-- begin Supplied information --
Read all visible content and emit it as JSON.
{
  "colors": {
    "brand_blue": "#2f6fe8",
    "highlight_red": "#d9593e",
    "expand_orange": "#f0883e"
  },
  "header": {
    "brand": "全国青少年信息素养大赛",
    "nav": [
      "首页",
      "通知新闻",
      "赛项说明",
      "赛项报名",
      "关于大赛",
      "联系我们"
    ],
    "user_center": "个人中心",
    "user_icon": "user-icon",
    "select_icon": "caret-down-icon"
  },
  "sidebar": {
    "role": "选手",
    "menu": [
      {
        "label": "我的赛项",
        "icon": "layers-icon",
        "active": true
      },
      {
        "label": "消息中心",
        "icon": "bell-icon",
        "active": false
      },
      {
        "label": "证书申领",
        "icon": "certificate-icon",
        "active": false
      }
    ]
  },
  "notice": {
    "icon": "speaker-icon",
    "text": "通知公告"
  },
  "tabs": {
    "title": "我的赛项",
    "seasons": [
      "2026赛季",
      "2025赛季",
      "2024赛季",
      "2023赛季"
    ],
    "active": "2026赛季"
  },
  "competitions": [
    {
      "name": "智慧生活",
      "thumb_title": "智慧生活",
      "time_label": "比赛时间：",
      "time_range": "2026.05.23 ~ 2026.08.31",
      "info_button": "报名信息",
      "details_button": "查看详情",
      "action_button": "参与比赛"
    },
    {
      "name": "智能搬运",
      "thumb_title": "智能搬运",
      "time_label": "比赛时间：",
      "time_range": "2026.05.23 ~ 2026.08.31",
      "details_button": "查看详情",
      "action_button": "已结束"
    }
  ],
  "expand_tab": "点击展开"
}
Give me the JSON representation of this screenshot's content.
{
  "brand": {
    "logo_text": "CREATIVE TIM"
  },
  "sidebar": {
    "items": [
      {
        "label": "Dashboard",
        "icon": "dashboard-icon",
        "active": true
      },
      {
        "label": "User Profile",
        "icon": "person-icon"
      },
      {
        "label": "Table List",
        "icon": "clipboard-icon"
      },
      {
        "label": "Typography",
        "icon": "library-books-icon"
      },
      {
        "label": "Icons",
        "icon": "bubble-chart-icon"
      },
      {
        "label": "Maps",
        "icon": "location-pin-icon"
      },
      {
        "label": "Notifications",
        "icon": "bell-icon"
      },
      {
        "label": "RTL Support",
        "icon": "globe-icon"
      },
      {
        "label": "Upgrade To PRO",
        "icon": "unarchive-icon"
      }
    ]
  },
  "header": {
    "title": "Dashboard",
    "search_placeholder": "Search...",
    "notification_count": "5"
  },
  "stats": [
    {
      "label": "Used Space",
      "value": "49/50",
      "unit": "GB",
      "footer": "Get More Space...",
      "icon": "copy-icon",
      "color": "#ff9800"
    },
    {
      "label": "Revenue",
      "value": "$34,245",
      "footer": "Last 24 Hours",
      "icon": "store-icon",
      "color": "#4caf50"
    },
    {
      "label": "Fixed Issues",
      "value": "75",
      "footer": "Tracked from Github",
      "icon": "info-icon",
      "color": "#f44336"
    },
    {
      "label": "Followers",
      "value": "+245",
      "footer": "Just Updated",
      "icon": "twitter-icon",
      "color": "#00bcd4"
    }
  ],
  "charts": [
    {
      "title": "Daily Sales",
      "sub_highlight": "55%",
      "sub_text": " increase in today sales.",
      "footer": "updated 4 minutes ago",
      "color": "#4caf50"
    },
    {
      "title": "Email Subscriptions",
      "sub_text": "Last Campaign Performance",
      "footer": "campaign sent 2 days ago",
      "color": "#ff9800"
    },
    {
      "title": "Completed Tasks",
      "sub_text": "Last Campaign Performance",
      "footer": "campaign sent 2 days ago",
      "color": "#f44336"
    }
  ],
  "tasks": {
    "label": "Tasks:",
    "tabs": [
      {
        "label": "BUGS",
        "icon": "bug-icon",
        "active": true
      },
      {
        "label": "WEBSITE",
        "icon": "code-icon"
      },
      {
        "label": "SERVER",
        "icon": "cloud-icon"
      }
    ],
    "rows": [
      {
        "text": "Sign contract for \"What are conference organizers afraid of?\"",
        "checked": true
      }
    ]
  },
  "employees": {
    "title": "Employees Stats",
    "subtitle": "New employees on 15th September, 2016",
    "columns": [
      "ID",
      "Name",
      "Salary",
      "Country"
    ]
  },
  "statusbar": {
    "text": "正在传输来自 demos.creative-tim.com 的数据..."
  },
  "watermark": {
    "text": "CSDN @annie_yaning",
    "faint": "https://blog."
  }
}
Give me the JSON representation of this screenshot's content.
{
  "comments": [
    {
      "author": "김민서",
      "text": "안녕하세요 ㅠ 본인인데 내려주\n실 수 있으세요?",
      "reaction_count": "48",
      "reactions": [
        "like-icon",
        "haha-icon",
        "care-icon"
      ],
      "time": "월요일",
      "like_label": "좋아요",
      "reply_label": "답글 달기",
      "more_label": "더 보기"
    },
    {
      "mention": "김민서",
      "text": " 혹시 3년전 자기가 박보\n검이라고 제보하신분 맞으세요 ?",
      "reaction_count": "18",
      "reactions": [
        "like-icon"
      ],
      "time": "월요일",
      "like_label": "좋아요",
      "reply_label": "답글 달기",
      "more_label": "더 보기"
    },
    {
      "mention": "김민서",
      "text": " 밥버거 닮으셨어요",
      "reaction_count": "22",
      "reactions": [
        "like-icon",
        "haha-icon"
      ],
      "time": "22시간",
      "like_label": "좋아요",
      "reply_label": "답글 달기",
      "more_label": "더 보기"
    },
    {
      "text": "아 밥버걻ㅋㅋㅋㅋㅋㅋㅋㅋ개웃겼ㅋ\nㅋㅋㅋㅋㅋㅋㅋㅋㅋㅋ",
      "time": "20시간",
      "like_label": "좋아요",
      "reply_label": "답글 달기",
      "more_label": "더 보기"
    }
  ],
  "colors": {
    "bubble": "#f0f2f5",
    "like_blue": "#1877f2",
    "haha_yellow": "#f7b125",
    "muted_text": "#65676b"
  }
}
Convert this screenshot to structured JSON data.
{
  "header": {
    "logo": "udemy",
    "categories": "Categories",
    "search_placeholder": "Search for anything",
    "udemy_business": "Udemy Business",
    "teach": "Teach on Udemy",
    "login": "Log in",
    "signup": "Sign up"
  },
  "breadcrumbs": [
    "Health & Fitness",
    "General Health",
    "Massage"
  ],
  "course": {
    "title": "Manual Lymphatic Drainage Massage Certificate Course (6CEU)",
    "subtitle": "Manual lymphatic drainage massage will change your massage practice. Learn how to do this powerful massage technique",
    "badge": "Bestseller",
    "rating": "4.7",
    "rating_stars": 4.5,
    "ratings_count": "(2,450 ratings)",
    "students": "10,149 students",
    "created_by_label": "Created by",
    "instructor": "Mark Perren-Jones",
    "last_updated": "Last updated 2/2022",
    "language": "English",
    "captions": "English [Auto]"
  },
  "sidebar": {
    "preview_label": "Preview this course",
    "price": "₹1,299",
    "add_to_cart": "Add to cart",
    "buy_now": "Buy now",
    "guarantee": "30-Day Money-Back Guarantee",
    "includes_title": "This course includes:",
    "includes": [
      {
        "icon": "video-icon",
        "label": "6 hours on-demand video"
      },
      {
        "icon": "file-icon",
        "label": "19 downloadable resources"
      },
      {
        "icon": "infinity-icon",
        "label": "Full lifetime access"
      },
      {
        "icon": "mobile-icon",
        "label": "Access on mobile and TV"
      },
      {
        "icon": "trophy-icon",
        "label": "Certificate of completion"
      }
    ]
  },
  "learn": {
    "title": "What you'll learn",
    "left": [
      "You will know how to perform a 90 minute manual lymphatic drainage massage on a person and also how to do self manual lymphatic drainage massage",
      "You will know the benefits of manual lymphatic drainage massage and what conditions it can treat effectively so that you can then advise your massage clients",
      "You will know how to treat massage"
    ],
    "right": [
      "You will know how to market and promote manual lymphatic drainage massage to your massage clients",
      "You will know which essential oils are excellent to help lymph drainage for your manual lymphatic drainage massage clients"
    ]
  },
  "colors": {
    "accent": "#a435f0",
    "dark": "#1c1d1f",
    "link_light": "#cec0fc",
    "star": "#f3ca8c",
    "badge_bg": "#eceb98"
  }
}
-- end Supplied information --
Set task:
Check each line of the entries above for the word "person". List the ones that have it.

Complete answer:
        "icon": "person-icon"
      "You will know how to perform a 90 minute manual lymphatic drainage massage on a person and also how to do self manual lymphatic drainage massage",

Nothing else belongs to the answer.